# START OF Entries provided

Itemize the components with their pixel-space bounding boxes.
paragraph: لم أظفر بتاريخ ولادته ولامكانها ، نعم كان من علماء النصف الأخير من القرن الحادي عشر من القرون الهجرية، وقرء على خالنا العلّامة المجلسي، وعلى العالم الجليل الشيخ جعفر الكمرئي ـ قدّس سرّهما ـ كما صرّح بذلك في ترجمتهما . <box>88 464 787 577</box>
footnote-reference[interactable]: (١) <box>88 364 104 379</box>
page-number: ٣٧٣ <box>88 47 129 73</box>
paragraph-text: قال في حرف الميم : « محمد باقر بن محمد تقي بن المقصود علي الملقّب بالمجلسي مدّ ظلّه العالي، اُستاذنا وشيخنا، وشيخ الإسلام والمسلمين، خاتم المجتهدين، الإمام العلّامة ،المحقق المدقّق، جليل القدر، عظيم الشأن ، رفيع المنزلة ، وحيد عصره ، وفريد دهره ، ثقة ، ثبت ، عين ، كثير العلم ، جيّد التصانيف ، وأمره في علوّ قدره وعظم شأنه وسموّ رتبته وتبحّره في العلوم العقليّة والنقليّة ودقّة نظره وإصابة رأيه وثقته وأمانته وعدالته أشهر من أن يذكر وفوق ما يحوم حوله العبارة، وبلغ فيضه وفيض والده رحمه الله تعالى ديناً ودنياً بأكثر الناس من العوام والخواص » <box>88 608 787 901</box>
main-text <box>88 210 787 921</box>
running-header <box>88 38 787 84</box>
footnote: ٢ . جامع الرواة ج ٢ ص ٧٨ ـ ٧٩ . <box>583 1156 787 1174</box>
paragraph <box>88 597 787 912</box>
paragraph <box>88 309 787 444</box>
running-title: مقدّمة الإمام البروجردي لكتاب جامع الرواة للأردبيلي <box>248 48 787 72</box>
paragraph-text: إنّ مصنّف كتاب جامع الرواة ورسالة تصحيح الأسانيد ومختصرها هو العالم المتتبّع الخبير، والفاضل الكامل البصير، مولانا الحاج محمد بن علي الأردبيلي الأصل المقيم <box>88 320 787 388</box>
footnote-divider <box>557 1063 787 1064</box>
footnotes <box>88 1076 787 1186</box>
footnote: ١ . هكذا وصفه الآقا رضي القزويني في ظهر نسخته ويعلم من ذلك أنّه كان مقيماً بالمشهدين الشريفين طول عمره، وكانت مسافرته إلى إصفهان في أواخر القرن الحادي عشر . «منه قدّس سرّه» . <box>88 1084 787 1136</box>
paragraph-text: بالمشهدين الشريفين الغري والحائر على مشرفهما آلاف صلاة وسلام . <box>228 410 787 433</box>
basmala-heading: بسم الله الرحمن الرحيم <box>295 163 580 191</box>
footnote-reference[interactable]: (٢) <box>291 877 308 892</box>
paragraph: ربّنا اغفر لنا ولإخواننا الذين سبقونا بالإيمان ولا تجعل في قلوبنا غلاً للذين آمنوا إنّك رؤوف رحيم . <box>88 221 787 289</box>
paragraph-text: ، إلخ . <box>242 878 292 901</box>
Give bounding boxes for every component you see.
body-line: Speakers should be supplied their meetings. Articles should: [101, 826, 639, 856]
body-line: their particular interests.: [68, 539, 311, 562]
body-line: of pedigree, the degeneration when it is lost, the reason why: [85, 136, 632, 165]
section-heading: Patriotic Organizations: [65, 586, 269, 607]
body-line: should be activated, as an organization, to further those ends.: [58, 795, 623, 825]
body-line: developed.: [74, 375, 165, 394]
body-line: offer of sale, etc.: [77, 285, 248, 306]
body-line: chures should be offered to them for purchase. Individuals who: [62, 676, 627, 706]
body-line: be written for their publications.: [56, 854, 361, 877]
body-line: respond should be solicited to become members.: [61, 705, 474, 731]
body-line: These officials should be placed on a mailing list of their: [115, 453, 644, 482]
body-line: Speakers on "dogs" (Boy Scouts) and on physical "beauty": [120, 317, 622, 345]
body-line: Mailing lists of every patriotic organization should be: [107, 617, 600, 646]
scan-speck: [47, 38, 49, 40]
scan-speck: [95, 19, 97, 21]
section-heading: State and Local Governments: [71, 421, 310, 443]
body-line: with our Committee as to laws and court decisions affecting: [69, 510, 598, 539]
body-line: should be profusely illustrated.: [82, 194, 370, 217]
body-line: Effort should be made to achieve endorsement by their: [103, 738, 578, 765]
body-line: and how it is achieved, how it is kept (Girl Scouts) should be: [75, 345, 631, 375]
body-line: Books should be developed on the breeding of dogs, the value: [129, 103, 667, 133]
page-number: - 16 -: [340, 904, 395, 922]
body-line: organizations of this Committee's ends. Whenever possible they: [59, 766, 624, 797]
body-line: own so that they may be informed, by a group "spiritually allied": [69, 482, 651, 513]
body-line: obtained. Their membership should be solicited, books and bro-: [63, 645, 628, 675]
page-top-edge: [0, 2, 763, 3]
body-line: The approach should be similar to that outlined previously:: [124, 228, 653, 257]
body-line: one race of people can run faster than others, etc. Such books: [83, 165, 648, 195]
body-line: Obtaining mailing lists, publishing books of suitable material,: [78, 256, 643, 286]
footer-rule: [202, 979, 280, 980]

# END OF Entries provided

### Task to complete
Identify every row above that contains the word "should", matching case exactly, and copy each of those rows in full.

### Problem solution
body-line: Speakers should be supplied their meetings. Articles should: [101, 826, 639, 856]
body-line: should be activated, as an organization, to further those ends.: [58, 795, 623, 825]
body-line: chures should be offered to them for purchase. Individuals who: [62, 676, 627, 706]
body-line: respond should be solicited to become members.: [61, 705, 474, 731]
body-line: These officials should be placed on a mailing list of their: [115, 453, 644, 482]
body-line: Mailing lists of every patriotic organization should be: [107, 617, 600, 646]
body-line: should be profusely illustrated.: [82, 194, 370, 217]
body-line: Effort should be made to achieve endorsement by their: [103, 738, 578, 765]
body-line: and how it is achieved, how it is kept (Girl Scouts) should be: [75, 345, 631, 375]
body-line: Books should be developed on the breeding of dogs, the value: [129, 103, 667, 133]
body-line: obtained. Their membership should be solicited, books and bro-: [63, 645, 628, 675]
body-line: The approach should be similar to that outlined previously:: [124, 228, 653, 257]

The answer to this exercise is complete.